> _Exercise prompt_: In the slab allocator pull request thread, transcribe everything from "[common] Add encrypted-file-node-size" down to "file node size.".

— Start Supplied passage —

[common] Add encrypted-file-node-size slab into slab allocator #1763

kailun-qin · 2024-02-06T17:04:07Z

Description of the changes

Allocating the file nodes (file_node_t) of Gramine's encrypted files can be one source of overhead for certain workloads (e.g., RocksDB compaction). To address this performance bottleneck, this commit introduces a new slab size (8288B, considering the alignment) tailored for the size of the file node (8235B) and therefore a new free list for 8256B blocks managed by the slab allocator.

Note that while this change can improve performance for certain memory allocation patterns, it introduces internal fragmentation and may also increase memory overhead and external fragmentation if the application rarely makes allocations of the file node size.

In addition, this commit fixes an issue where in-memory files are not zeroed out when resized.

Fixes #1714.
Closes #1723.

How to test this PR?

CI

This change is

dimakuv

Reviewed 1 of 1 files at r2, all commit messages.
Reviewable status: all files reviewed, 1 unresolved discussion, not enough approvals from maintainers (2 more required), not enough approvals from different teams (1 more required, approved so far: Intel) (waiting on @kailun-qin)

-- commits line 9 at r2:
I obviously don't like this, as this is special-casing the encrypted file logic into the generic slab allocator.

Moreover, objects in Gramine that take e.g. 2KB or 4KB will occupy slab slots of ~8KB, so the fragmentation of memory will be terrible.

dimakuv

Reviewable status: all files reviewed, 2 unresolved discussions, not enough approvals from maintainers (2 more required), not enough approvals from different teams (1 more required, approved so far: Intel) (waiting on @kailun-qin)

a discussion (no related file):
CI fails on LibOS regression tests:

__________________ TC_30_Syscall.test_055_mmap_emulated_tmpfs __________________
...

— End Supplied passage —
— Start Dataset rows —

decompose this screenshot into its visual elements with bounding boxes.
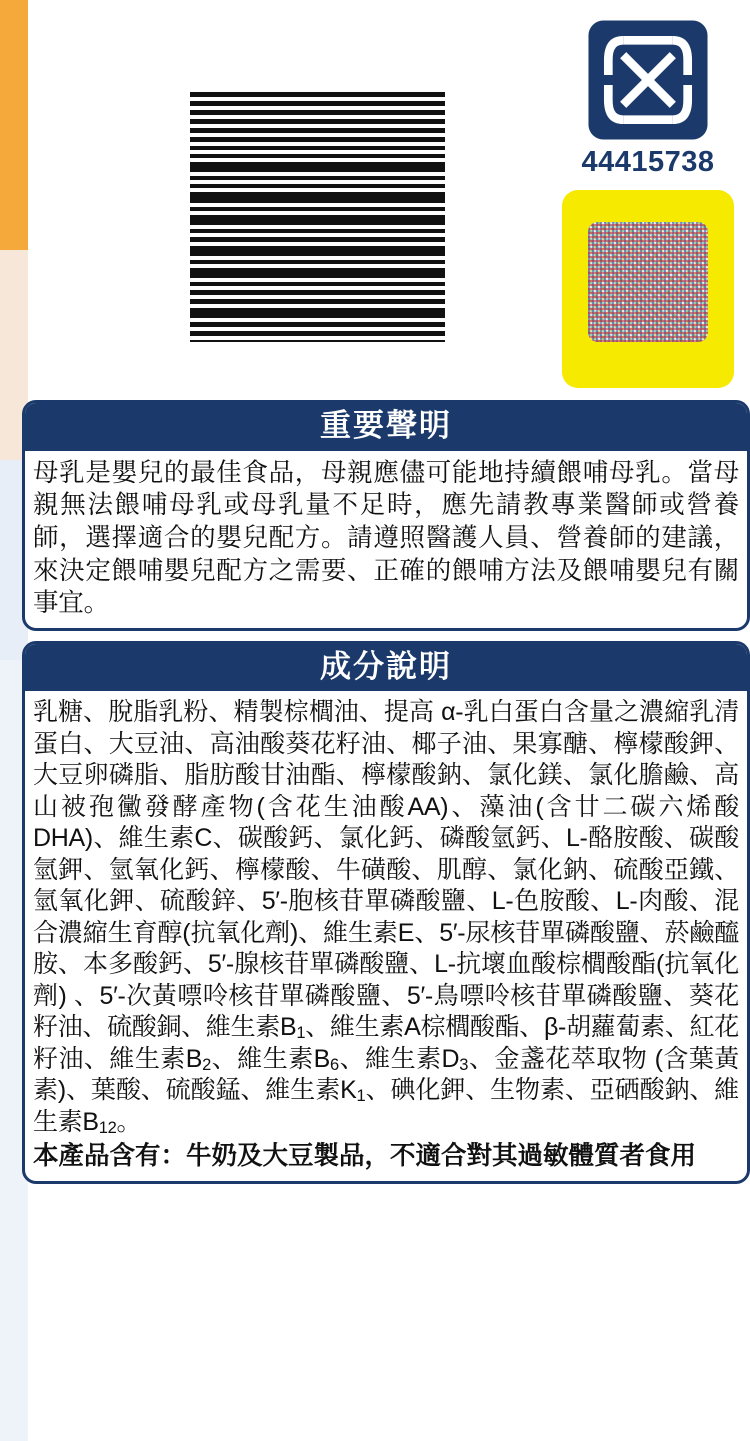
important-statement-text: 母乳是嬰兒的最佳食品，母親應儘可能地持續餵哺母乳。當母親無法餵哺母乳或母乳量不足時，應先請教專業醫師或營養師，選擇適合的嬰兒配方。請遵照醫護人員、營養師的建議，來決定餵哺嬰兒配方之需要、正確的餵哺方法及餵哺嬰兒有關事宜。 [33,458,739,618]
ingredients-text-part1: 乳糖、脫脂乳粉、精製棕櫚油、提高 α-乳白蛋白含量之濃縮乳清蛋白、大豆油、高油酸葵花籽油、椰子油、果寡醣、檸檬酸鉀、大豆卵磷脂、脂肪酸甘油酯、檸檬酸鈉、氯化鎂、氯化膽鹼、高山被孢黴發酵產物(含花生油酸AA)、藻油(含廿二碳六烯酸DHA)、維生素C、碳酸鈣、氯化鈣、磷酸氫鈣、L-酪胺酸、碳酸氫鉀、氫氧化鈣、檸檬酸、牛磺酸、肌醇、氯化鈉、硫酸亞鐵、氫氧化鉀、硫酸鋅、5′-胞核苷單磷酸鹽、L-色胺酸、L-肉酸、混合濃縮生育醇(抗氧化劑)、維生素E、5′-尿核苷單磷酸鹽、菸鹼醯胺、本多酸鈣、5′-腺核苷單磷酸鹽、L-抗壞血酸棕櫚酸酯(抗氧化劑) 、5′-次黃嘌呤核苷單磷酸鹽、5′-鳥嘌呤核苷單磷酸鹽、葵花籽油、硫酸銅、維生素B [33,698,739,1042]
recycling-registration-number: 44415738 [581,146,715,178]
ingredients-panel [22,641,750,1184]
important-statement-panel [22,400,750,631]
important-statement-title: 重要聲明 [25,403,747,451]
vitamin-b1-subscript: 1 [296,1024,306,1043]
ingredients-text-part2: 、維生素A棕櫚酸酯、β-胡蘿蔔素、紅花籽油、維生素B [33,1013,739,1073]
ingredients-text-part7: 。 [116,1107,142,1136]
qr-code-panel[interactable] [562,190,734,388]
barcode-panel [100,12,532,392]
barcode-icon [190,92,445,342]
ingredients-title: 成分說明 [25,644,747,692]
recycling-mark-icon [586,18,710,142]
ingredients-text-part5: 、金盞花萃取物 (含葉黃素)、葉酸、硫酸錳、維生素K [33,1044,739,1105]
ingredients-text-part4: 、維生素D [338,1044,460,1073]
ingredients-body [25,691,747,1180]
allergen-warning: 本產品含有：牛奶及大豆製品，不適合對其過敏體質者食用 [33,1142,697,1171]
important-statement-body [25,451,747,628]
vitamin-b6-subscript: 6 [330,1055,339,1074]
qr-code-icon[interactable] [588,222,708,342]
top-codes-area [22,0,750,400]
qr-code-pattern [588,222,708,342]
vitamin-b12-subscript: 12 [98,1118,117,1137]
label-page [22,0,750,1441]
recycling-mark-block [562,18,734,179]
vitamin-b2-subscript: 2 [202,1055,212,1074]
vitamin-k1-subscript: 1 [356,1087,366,1106]
ingredients-text [33,697,739,1138]
ingredients-text-part6: 、碘化鉀、生物素、亞硒酸鈉、維生素B [33,1076,739,1136]
ingredients-text-part3: 、維生素B [211,1044,331,1073]
vitamin-d3-subscript: 3 [459,1055,469,1074]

— End Dataset rows —

> _The result_:
[common] Add encrypted-file-node-size slab into slab allocator #1763

kailun-qin · 2024-02-06T17:04:07Z

Description of the changes

Allocating the file nodes (file_node_t) of Gramine's encrypted files can be one source of overhead for certain workloads (e.g., RocksDB compaction). To address this performance bottleneck, this commit introduces a new slab size (8288B, considering the alignment) tailored for the size of the file node (8235B) and therefore a new free list for 8256B blocks managed by the slab allocator.

Note that while this change can improve performance for certain memory allocation patterns, it introduces internal fragmentation and may also increase memory overhead and external fragmentation if the application rarely makes allocations of the file node size.